Your objective
Pull out the full insurance regulation excerpt that appears below, ahead of the data, and reproduce it word for word.

Source excerpt
Source.  #9042, eff 12-1-07, EXPIRED: 12-1-15

 

New.  #11078, eff 4-22-16

 

          Ins 310.04  Definitions.

 

          (a)  "Active Duty" means full-time duty in the active military service of the United States and includes members of the reserve component (National Guard and Reserve) while serving under published orders for active duty or full-time training.  The term does not include members of the reserve component who are performing active duty or active duty for training under military calls or orders specifying periods of less than 31 calendar days.

 

          (b)  "Department of Defense (DoD) Personnel" means all active duty service members and all civilian employees, including nonappropriated fund employees and special government employees, of the Department of Defense.

 

          (c)  "Door to Door" means a solicitation or sales method whereby an insurance producer proceeds randomly or selectively from household to household without prior specific appointment.

 

          (d)  "General Advertisement" means an advertisement having as its sole purpose the promotion of the reader's or viewer's interest in the concept of insurance, or the promotion of the insurer or the insurance producer.

 

          (e)  "Insurer" means an insurance company required to be licensed under the laws of this state to provide life insurance products, including annuities.

 

          (f)  "Insurance producer" means a person required to be licensed under the laws of this state to sell, solicit or negotiate life insurance, including annuities.

Data shown
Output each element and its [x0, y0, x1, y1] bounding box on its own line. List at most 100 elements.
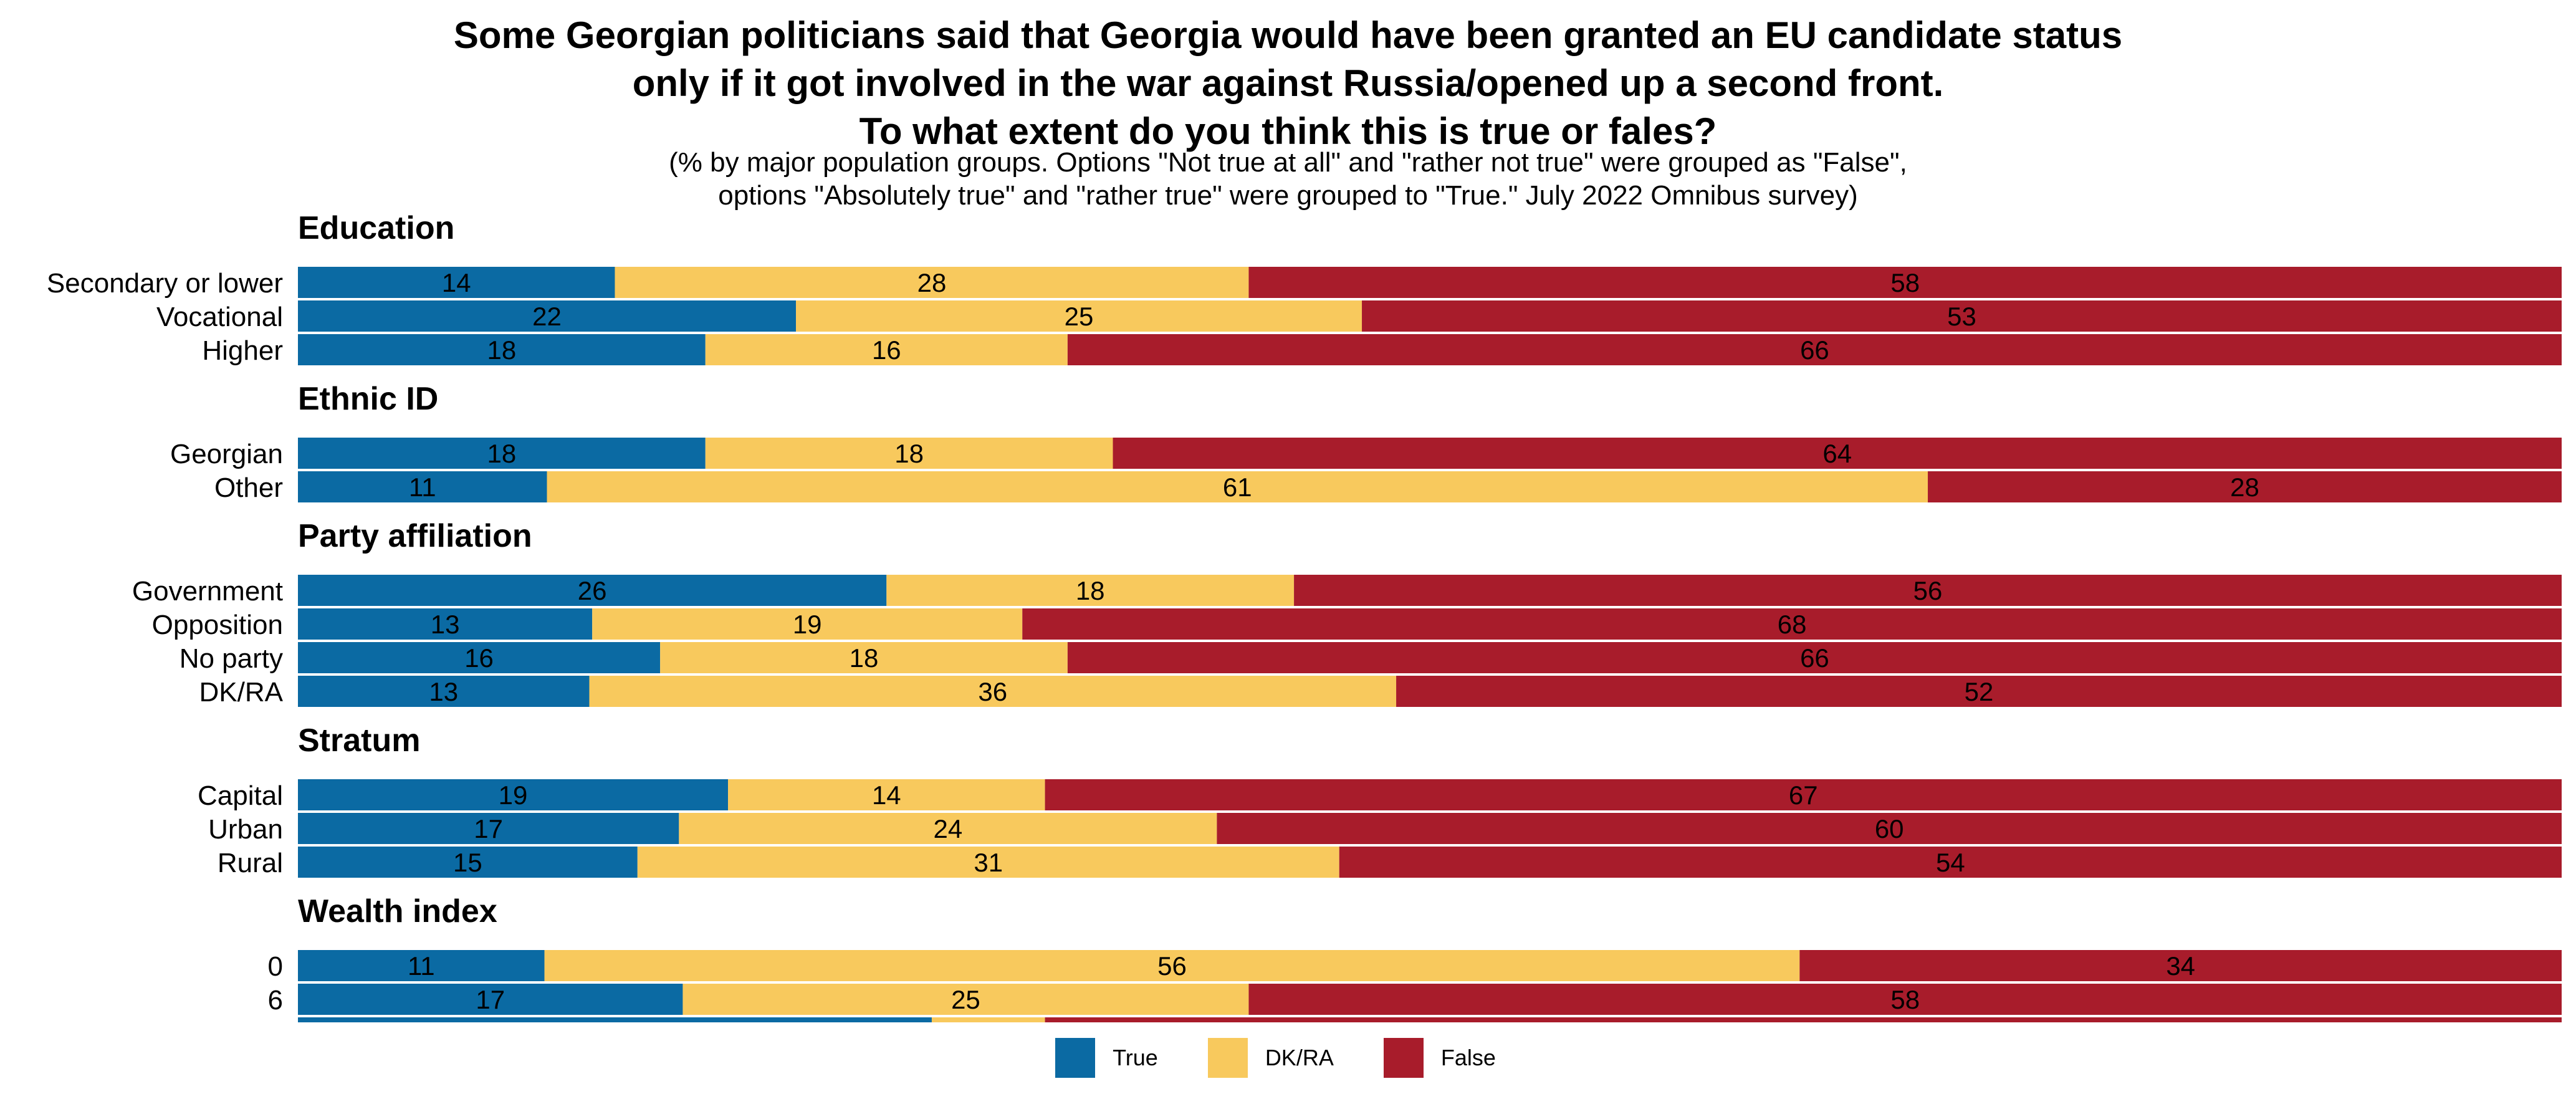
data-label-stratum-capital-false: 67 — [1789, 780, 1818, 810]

Answer below
Source.  #9042, eff 12-1-07, EXPIRED: 12-1-15

 

New.  #11078, eff 4-22-16

 

          Ins 310.04  Definitions.

 

          (a)  "Active Duty" means full-time duty in the active military service of the United States and includes members of the reserve component (National Guard and Reserve) while serving under published orders for active duty or full-time training.  The term does not include members of the reserve component who are performing active duty or active duty for training under military calls or orders specifying periods of less than 31 calendar days.

 

          (b)  "Department of Defense (DoD) Personnel" means all active duty service members and all civilian employees, including nonappropriated fund employees and special government employees, of the Department of Defense.

 

          (c)  "Door to Door" means a solicitation or sales method whereby an insurance producer proceeds randomly or selectively from household to household without prior specific appointment.

 

          (d)  "General Advertisement" means an advertisement having as its sole purpose the promotion of the reader's or viewer's interest in the concept of insurance, or the promotion of the insurer or the insurance producer.

 

          (e)  "Insurer" means an insurance company required to be licensed under the laws of this state to provide life insurance products, including annuities.

 

          (f)  "Insurance producer" means a person required to be licensed under the laws of this state to sell, solicit or negotiate life insurance, including annuities.